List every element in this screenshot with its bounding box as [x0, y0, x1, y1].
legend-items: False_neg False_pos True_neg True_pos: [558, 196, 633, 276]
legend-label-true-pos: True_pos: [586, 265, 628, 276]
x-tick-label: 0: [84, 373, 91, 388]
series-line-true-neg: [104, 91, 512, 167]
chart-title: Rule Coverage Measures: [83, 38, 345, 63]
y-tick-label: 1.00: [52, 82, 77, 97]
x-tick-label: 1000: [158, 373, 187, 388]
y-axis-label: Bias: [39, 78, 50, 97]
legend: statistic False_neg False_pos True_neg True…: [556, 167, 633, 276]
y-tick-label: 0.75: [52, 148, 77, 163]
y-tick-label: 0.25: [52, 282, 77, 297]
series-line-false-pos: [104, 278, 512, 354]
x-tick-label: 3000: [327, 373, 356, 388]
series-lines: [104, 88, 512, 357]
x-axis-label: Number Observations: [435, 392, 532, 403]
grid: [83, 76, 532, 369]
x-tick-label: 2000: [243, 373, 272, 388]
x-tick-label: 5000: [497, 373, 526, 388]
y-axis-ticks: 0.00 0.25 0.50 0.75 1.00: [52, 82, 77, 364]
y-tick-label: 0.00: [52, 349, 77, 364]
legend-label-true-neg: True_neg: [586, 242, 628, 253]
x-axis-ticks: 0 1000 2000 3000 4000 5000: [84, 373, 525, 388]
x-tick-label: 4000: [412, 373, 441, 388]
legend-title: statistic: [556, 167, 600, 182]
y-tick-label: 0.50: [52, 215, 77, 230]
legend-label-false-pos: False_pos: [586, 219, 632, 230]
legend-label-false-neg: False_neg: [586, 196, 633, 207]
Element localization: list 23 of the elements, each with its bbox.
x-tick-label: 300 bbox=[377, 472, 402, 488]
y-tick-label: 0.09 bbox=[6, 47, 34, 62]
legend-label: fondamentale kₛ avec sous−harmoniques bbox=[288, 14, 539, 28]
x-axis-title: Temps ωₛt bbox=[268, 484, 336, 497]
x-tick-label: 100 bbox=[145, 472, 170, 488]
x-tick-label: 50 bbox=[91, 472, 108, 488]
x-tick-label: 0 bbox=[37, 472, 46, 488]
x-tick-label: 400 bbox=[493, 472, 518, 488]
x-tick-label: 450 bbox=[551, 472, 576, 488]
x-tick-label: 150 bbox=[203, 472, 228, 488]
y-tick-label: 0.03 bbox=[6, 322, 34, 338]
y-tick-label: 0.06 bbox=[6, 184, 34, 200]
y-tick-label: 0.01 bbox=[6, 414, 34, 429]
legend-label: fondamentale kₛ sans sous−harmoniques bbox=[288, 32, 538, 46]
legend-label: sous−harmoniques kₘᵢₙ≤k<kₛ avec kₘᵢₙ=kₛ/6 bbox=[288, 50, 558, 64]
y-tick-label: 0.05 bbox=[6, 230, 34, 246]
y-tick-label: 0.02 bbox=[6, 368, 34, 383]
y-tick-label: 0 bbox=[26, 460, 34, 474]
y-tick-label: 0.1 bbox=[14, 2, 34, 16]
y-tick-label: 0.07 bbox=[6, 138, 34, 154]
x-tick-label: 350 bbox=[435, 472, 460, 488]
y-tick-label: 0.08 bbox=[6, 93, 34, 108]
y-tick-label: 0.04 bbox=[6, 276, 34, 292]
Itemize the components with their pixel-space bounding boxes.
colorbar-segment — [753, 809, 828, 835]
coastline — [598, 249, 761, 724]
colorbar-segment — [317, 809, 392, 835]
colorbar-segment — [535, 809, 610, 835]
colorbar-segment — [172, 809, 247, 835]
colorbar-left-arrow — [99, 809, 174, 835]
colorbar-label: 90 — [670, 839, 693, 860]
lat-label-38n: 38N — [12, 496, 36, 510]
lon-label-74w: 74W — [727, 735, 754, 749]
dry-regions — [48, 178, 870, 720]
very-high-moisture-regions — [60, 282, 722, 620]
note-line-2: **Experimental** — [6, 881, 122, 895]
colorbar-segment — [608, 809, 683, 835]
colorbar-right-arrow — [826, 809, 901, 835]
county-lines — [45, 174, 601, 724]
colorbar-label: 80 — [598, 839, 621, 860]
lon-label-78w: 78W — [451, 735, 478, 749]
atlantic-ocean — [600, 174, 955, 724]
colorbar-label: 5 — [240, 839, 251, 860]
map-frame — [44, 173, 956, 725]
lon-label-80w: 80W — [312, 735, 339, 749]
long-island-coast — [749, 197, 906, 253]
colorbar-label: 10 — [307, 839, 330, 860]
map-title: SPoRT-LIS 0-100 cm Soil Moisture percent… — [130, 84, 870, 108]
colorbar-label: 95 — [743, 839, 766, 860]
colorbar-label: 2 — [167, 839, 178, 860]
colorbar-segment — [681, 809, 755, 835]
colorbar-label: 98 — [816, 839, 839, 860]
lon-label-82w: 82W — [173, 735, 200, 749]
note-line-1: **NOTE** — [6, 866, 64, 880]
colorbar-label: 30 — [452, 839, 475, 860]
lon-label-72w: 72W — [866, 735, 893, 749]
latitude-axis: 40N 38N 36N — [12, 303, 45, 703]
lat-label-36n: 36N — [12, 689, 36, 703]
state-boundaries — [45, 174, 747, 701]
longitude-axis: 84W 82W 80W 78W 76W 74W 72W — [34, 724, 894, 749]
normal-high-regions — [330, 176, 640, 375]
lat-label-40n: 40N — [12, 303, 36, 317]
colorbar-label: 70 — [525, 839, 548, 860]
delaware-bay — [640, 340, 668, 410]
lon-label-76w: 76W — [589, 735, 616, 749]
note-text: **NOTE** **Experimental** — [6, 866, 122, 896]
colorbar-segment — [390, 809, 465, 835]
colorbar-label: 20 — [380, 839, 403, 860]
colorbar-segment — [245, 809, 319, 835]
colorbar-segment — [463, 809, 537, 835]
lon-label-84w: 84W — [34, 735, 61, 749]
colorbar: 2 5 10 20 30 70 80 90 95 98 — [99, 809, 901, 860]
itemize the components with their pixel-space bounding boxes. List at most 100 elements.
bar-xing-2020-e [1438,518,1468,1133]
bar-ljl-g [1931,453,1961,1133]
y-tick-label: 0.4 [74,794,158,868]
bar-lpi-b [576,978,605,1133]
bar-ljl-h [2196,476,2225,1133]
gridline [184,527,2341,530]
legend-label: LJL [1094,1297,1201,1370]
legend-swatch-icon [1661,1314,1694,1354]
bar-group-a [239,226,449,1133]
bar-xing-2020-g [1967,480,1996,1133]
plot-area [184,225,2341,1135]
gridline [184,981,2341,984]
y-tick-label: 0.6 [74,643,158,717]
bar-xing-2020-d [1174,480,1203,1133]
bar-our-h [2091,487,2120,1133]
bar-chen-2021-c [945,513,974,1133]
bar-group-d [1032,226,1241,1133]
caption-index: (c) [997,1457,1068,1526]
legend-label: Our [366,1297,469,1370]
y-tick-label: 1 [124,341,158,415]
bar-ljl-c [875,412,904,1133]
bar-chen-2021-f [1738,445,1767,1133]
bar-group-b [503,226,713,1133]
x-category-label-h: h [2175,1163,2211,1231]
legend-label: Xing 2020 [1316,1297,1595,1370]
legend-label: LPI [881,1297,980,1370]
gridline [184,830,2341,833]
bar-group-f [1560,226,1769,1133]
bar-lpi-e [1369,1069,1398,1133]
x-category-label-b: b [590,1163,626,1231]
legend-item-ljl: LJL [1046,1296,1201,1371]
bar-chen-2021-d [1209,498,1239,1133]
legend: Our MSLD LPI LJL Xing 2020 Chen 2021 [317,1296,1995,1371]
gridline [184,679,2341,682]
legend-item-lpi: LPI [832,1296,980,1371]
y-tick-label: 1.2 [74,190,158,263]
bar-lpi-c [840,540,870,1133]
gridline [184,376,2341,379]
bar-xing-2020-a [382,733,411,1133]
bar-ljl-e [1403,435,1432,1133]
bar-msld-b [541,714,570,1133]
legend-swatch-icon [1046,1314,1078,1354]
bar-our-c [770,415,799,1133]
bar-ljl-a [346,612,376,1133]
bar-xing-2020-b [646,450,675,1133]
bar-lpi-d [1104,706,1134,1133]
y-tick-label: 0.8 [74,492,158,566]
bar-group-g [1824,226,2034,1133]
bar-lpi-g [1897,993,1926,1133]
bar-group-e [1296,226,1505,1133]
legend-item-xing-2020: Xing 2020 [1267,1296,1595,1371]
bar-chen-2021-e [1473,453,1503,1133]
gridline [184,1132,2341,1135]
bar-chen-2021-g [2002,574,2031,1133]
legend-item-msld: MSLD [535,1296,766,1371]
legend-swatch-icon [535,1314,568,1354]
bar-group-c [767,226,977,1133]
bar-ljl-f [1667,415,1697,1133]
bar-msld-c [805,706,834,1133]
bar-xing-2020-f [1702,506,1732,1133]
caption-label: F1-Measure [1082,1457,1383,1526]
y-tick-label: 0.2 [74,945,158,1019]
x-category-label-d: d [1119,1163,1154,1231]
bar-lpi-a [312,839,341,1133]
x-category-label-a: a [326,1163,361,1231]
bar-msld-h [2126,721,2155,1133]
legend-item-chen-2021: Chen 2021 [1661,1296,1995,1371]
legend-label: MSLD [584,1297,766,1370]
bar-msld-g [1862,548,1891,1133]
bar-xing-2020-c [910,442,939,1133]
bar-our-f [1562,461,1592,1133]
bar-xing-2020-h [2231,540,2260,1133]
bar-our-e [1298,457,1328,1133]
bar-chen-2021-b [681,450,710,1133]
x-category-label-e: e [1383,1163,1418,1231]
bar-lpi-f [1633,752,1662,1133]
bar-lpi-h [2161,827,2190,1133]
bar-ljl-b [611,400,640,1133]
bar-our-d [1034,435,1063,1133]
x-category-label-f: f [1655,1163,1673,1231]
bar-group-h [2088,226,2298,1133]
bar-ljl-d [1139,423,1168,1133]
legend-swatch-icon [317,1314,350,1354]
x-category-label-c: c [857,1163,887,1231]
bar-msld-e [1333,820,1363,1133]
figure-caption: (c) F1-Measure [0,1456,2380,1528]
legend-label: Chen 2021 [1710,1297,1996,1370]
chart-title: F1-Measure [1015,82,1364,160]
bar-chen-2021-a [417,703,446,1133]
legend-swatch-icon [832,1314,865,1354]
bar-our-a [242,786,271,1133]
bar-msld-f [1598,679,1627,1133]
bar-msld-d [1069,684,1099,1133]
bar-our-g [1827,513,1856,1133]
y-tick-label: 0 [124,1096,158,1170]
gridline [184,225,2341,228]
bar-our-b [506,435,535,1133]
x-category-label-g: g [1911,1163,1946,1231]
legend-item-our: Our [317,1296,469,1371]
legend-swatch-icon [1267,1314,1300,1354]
● ● ● ● ●
Please quote the rows from the very first line through the line that contains "x-tick-label: 0: [84, 373, 91, 388]", with both of those lines included.

List every element in this screenshot with its bounding box as [x0, y0, x1, y1].
legend-items: False_neg False_pos True_neg True_pos: [558, 196, 633, 276]
legend-label-true-pos: True_pos: [586, 265, 628, 276]
x-tick-label: 0: [84, 373, 91, 388]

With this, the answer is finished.